**** Excerpted passage

In 2011, NEC introduced its ProgrammableFlow Networking Suite. It was the first commercially available software-defined network (SDN) product to use the OpenFlow protocol as the NEC OpenFlow ProgrammableFlow Controller. It enabled full network virtualization and empowered enterprises, data centers, and service providers to deploy, control, monitor, and manage multi-tenant network frameworks easily from a single console.
Central to the ProgrammableFlow family of products is the ProgrammableFlow Controller. As an SDN Controller, it acts as the “brains” of the network. It is the strategic control point in the SDN network, relaying information to the switches/routers ‘below’ (via southbound APIs) and the applications and business logic ‘above’ (via northbound APIs). The separation of the control plane from the network’s forwarding plane allows for network-wide virtualization, an important factor in SDN environments.

********
**** Provided records

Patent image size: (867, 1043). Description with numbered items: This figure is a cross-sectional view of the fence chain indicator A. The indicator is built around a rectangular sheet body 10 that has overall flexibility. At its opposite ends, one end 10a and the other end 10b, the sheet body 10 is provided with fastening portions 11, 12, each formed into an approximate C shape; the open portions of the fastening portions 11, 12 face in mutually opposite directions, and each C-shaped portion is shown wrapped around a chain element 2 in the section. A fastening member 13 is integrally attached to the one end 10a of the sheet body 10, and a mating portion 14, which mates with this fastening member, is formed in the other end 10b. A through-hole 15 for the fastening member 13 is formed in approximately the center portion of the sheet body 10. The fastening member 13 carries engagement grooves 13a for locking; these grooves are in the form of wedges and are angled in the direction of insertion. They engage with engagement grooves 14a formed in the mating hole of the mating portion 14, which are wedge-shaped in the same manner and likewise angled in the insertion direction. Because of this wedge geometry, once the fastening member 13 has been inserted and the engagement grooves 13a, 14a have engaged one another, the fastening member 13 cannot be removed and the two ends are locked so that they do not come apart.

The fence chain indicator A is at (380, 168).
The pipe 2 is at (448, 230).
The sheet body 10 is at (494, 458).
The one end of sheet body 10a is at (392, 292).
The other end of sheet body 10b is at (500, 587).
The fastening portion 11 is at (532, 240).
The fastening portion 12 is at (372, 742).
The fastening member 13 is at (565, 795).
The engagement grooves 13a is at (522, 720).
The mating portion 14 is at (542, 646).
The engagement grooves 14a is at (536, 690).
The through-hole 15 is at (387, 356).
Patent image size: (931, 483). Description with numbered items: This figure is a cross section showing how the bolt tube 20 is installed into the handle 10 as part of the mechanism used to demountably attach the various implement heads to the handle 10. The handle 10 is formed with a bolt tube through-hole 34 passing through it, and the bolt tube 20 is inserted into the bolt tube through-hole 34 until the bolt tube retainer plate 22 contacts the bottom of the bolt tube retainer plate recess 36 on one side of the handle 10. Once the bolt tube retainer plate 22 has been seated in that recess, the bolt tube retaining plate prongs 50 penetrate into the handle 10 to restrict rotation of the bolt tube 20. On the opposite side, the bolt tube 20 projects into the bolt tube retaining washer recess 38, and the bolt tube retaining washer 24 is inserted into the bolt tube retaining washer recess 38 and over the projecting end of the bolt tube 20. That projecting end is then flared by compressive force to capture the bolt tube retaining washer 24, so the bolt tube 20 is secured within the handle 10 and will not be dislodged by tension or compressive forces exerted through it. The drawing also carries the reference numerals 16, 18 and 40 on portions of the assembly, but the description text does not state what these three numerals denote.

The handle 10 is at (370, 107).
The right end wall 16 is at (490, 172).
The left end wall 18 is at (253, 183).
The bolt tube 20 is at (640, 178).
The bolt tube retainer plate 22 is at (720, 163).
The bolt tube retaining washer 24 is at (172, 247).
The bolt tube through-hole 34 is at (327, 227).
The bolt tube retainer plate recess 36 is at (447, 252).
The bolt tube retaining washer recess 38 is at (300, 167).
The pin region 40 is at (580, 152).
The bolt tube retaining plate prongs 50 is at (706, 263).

********

Questions:
(a) Render this sentence from the passage on NEC's ProgrammableFlow suite in Spanish: "Central to the ProgrammableFlow family of products is the ProgrammableFlow Controller."
(b) Carry the passage on NEC's ProgrammableFlow suite forward from its last sentence.
The items were drawn from a different source than the passage on NEC's ProgrammableFlow suite.

Responses to the tasks:
(a) El elemento central de la familia de productos ProgrammableFlow es el controlador ProgrammableFlow.

(b)
The ProgrammableFlow Controller, currently on Version 5, is capable of managing both virtual and underlying physical networks. The award-winning controller supports OpenFlow 1.3 protocol, physical and virtual switches, as well as hybrid offerings compatible with both OpenFlow and traditional networks. The ProgrammableFlow Controller also has integrated network and compute orchestration with OpenStack, as well as Microsoft System Center Virtual Machine Manager.
ProgrammableFlow Controller Background
NEC has a long history with open source. In 2009, it contributed its first SDN Controller, Trema, to the open source community. The next year, early adoption of the ProgrammableFlow Controller began with use of a hybrid OpenFlow switch. In 2011, NEC became a founding member of the Open Networking Foundation (ONF), and in 2012, the ProgrammableFlow Controller won its first award, the Best of Show at Interop. In 2013, NEC became a Gold member of the OpenDaylight Project.